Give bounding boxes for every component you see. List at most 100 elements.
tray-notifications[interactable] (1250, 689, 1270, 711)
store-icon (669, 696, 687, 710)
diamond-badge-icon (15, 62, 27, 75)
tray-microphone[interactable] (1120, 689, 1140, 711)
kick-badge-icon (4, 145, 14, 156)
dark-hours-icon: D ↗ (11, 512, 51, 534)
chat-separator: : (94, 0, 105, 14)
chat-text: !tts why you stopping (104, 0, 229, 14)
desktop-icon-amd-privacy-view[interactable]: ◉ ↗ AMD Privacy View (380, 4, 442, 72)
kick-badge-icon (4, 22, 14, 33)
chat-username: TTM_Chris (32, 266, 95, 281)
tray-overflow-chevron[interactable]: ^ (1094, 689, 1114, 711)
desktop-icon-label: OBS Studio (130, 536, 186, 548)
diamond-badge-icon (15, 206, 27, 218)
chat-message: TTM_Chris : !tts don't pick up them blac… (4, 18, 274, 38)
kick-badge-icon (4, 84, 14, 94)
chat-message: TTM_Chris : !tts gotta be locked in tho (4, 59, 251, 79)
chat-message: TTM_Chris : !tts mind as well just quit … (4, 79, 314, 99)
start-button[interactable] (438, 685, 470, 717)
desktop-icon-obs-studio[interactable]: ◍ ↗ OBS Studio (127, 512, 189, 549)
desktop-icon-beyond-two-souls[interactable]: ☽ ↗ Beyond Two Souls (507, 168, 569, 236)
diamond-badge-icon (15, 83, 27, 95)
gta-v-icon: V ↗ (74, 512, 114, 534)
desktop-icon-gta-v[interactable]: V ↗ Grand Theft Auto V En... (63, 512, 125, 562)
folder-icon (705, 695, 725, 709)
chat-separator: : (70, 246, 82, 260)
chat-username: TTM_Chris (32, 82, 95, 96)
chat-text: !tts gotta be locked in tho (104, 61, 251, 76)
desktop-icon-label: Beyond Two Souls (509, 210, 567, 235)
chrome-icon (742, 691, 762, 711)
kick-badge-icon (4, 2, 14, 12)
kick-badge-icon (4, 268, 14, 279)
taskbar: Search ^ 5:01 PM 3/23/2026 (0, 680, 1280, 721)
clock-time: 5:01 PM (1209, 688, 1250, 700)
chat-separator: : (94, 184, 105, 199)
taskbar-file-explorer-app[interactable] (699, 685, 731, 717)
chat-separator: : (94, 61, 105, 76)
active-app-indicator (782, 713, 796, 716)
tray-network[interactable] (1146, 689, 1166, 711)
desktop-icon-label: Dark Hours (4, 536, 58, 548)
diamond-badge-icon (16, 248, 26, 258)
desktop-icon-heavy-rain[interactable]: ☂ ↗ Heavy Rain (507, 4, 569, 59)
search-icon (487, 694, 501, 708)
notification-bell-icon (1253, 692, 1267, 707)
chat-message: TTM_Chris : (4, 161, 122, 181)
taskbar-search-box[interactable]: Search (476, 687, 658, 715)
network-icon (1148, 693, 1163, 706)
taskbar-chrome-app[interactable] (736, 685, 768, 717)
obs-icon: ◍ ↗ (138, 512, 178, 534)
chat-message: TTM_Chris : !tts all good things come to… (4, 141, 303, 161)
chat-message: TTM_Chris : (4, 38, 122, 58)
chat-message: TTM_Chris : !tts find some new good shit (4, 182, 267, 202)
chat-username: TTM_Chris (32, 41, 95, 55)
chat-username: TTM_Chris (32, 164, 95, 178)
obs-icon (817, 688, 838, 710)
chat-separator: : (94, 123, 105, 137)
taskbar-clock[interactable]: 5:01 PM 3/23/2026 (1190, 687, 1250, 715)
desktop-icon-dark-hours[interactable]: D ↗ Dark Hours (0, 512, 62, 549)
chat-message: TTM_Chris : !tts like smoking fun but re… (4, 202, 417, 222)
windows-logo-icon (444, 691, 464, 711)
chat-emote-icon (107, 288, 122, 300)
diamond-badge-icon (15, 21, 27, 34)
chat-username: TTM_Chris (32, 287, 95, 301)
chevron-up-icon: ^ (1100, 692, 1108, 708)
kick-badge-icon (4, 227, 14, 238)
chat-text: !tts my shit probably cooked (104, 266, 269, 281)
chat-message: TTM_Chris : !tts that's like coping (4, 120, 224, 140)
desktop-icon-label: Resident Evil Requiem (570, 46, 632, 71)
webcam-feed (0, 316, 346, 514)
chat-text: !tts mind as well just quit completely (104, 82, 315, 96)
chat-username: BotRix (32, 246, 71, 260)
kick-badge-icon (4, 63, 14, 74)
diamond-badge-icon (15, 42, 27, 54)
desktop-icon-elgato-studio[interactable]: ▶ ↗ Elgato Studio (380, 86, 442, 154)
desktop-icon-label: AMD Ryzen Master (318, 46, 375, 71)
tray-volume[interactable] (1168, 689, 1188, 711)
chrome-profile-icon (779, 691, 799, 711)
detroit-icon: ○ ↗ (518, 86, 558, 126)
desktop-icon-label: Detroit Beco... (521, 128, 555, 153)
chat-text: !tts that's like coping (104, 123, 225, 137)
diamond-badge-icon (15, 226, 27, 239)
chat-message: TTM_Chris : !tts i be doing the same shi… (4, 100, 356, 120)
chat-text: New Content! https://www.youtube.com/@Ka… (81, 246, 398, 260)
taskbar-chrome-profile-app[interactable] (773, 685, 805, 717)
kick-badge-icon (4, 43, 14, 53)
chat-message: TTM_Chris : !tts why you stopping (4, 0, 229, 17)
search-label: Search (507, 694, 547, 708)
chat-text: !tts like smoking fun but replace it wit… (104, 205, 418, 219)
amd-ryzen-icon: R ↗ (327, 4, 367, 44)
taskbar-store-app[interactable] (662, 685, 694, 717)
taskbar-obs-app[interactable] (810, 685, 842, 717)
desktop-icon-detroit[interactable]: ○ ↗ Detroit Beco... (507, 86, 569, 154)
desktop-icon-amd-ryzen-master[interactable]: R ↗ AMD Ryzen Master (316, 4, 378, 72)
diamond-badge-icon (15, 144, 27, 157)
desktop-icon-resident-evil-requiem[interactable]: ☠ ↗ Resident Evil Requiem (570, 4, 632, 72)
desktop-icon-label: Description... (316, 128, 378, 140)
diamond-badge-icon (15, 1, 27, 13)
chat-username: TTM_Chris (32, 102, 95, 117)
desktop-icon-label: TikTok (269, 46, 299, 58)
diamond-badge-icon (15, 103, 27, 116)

+++++

Stated problem. Reproduce the listing above line for line, without changing anything.

Exercise result.
Give bounding boxes for every component you see. List at most 100 elements.
tray-notifications[interactable] (1250, 689, 1270, 711)
store-icon (669, 696, 687, 710)
diamond-badge-icon (15, 62, 27, 75)
tray-microphone[interactable] (1120, 689, 1140, 711)
kick-badge-icon (4, 145, 14, 156)
dark-hours-icon: D ↗ (11, 512, 51, 534)
chat-separator: : (94, 0, 105, 14)
chat-text: !tts why you stopping (104, 0, 229, 14)
desktop-icon-amd-privacy-view[interactable]: ◉ ↗ AMD Privacy View (380, 4, 442, 72)
kick-badge-icon (4, 22, 14, 33)
chat-username: TTM_Chris (32, 266, 95, 281)
tray-overflow-chevron[interactable]: ^ (1094, 689, 1114, 711)
desktop-icon-label: OBS Studio (130, 536, 186, 548)
diamond-badge-icon (15, 206, 27, 218)
chat-message: TTM_Chris : !tts don't pick up them blac… (4, 18, 274, 38)
kick-badge-icon (4, 84, 14, 94)
chat-message: TTM_Chris : !tts gotta be locked in tho (4, 59, 251, 79)
chat-message: TTM_Chris : !tts mind as well just quit … (4, 79, 314, 99)
start-button[interactable] (438, 685, 470, 717)
desktop-icon-obs-studio[interactable]: ◍ ↗ OBS Studio (127, 512, 189, 549)
desktop-icon-beyond-two-souls[interactable]: ☽ ↗ Beyond Two Souls (507, 168, 569, 236)
diamond-badge-icon (15, 83, 27, 95)
gta-v-icon: V ↗ (74, 512, 114, 534)
desktop-icon-gta-v[interactable]: V ↗ Grand Theft Auto V En... (63, 512, 125, 562)
folder-icon (705, 695, 725, 709)
chat-separator: : (70, 246, 82, 260)
chat-username: TTM_Chris (32, 82, 95, 96)
chat-text: !tts gotta be locked in tho (104, 61, 251, 76)
desktop-icon-label: Beyond Two Souls (509, 210, 567, 235)
chrome-icon (742, 691, 762, 711)
kick-badge-icon (4, 2, 14, 12)
kick-badge-icon (4, 268, 14, 279)
taskbar: Search ^ 5:01 PM 3/23/2026 (0, 680, 1280, 721)
clock-time: 5:01 PM (1209, 688, 1250, 700)
chat-separator: : (94, 184, 105, 199)
taskbar-file-explorer-app[interactable] (699, 685, 731, 717)
chat-separator: : (94, 61, 105, 76)
active-app-indicator (782, 713, 796, 716)
tray-network[interactable] (1146, 689, 1166, 711)
desktop-icon-label: Dark Hours (4, 536, 58, 548)
diamond-badge-icon (16, 248, 26, 258)
desktop-icon-heavy-rain[interactable]: ☂ ↗ Heavy Rain (507, 4, 569, 59)
search-icon (487, 694, 501, 708)
notification-bell-icon (1253, 692, 1267, 707)
chat-message: TTM_Chris : (4, 161, 122, 181)
taskbar-search-box[interactable]: Search (476, 687, 658, 715)
network-icon (1148, 693, 1163, 706)
taskbar-chrome-app[interactable] (736, 685, 768, 717)
obs-icon: ◍ ↗ (138, 512, 178, 534)
chat-message: TTM_Chris : !tts all good things come to… (4, 141, 303, 161)
chat-message: TTM_Chris : (4, 38, 122, 58)
chat-message: TTM_Chris : !tts find some new good shit (4, 182, 267, 202)
chat-username: TTM_Chris (32, 41, 95, 55)
chat-username: TTM_Chris (32, 164, 95, 178)
obs-icon (817, 688, 838, 710)
chat-separator: : (94, 123, 105, 137)
taskbar-clock[interactable]: 5:01 PM 3/23/2026 (1190, 687, 1250, 715)
desktop-icon-dark-hours[interactable]: D ↗ Dark Hours (0, 512, 62, 549)
chat-message: TTM_Chris : !tts like smoking fun but re… (4, 202, 417, 222)
windows-logo-icon (444, 691, 464, 711)
chat-emote-icon (107, 288, 122, 300)
diamond-badge-icon (15, 21, 27, 34)
chat-username: TTM_Chris (32, 287, 95, 301)
chevron-up-icon: ^ (1100, 692, 1108, 708)
kick-badge-icon (4, 227, 14, 238)
chat-text: !tts my shit probably cooked (104, 266, 269, 281)
chat-message: TTM_Chris : !tts that's like coping (4, 120, 224, 140)
desktop-icon-label: Resident Evil Requiem (570, 46, 632, 71)
webcam-feed (0, 316, 346, 514)
chat-text: !tts mind as well just quit completely (104, 82, 315, 96)
chat-username: BotRix (32, 246, 71, 260)
kick-badge-icon (4, 63, 14, 74)
diamond-badge-icon (15, 42, 27, 54)
desktop-icon-elgato-studio[interactable]: ▶ ↗ Elgato Studio (380, 86, 442, 154)
desktop-icon-label: AMD Ryzen Master (318, 46, 375, 71)
tray-volume[interactable] (1168, 689, 1188, 711)
chrome-profile-icon (779, 691, 799, 711)
detroit-icon: ○ ↗ (518, 86, 558, 126)
desktop-icon-label: Detroit Beco... (521, 128, 555, 153)
chat-text: !tts that's like coping (104, 123, 225, 137)
diamond-badge-icon (15, 226, 27, 239)
chat-message: TTM_Chris : !tts i be doing the same shi… (4, 100, 356, 120)
chat-text: New Content! https://www.youtube.com/@Ka… (81, 246, 398, 260)
taskbar-chrome-profile-app[interactable] (773, 685, 805, 717)
kick-badge-icon (4, 43, 14, 53)
chat-message: TTM_Chris : !tts why you stopping (4, 0, 229, 17)
search-label: Search (507, 694, 547, 708)
chat-text: !tts like smoking fun but replace it wit… (104, 205, 418, 219)
amd-ryzen-icon: R ↗ (327, 4, 367, 44)
taskbar-store-app[interactable] (662, 685, 694, 717)
taskbar-obs-app[interactable] (810, 685, 842, 717)
desktop-icon-detroit[interactable]: ○ ↗ Detroit Beco... (507, 86, 569, 154)
desktop-icon-amd-ryzen-master[interactable]: R ↗ AMD Ryzen Master (316, 4, 378, 72)
diamond-badge-icon (15, 144, 27, 157)
desktop-icon-resident-evil-requiem[interactable]: ☠ ↗ Resident Evil Requiem (570, 4, 632, 72)
desktop-icon-label: Description... (316, 128, 378, 140)
diamond-badge-icon (15, 1, 27, 13)
chat-username: TTM_Chris (32, 102, 95, 117)
desktop-icon-label: TikTok (269, 46, 299, 58)
diamond-badge-icon (15, 103, 27, 116)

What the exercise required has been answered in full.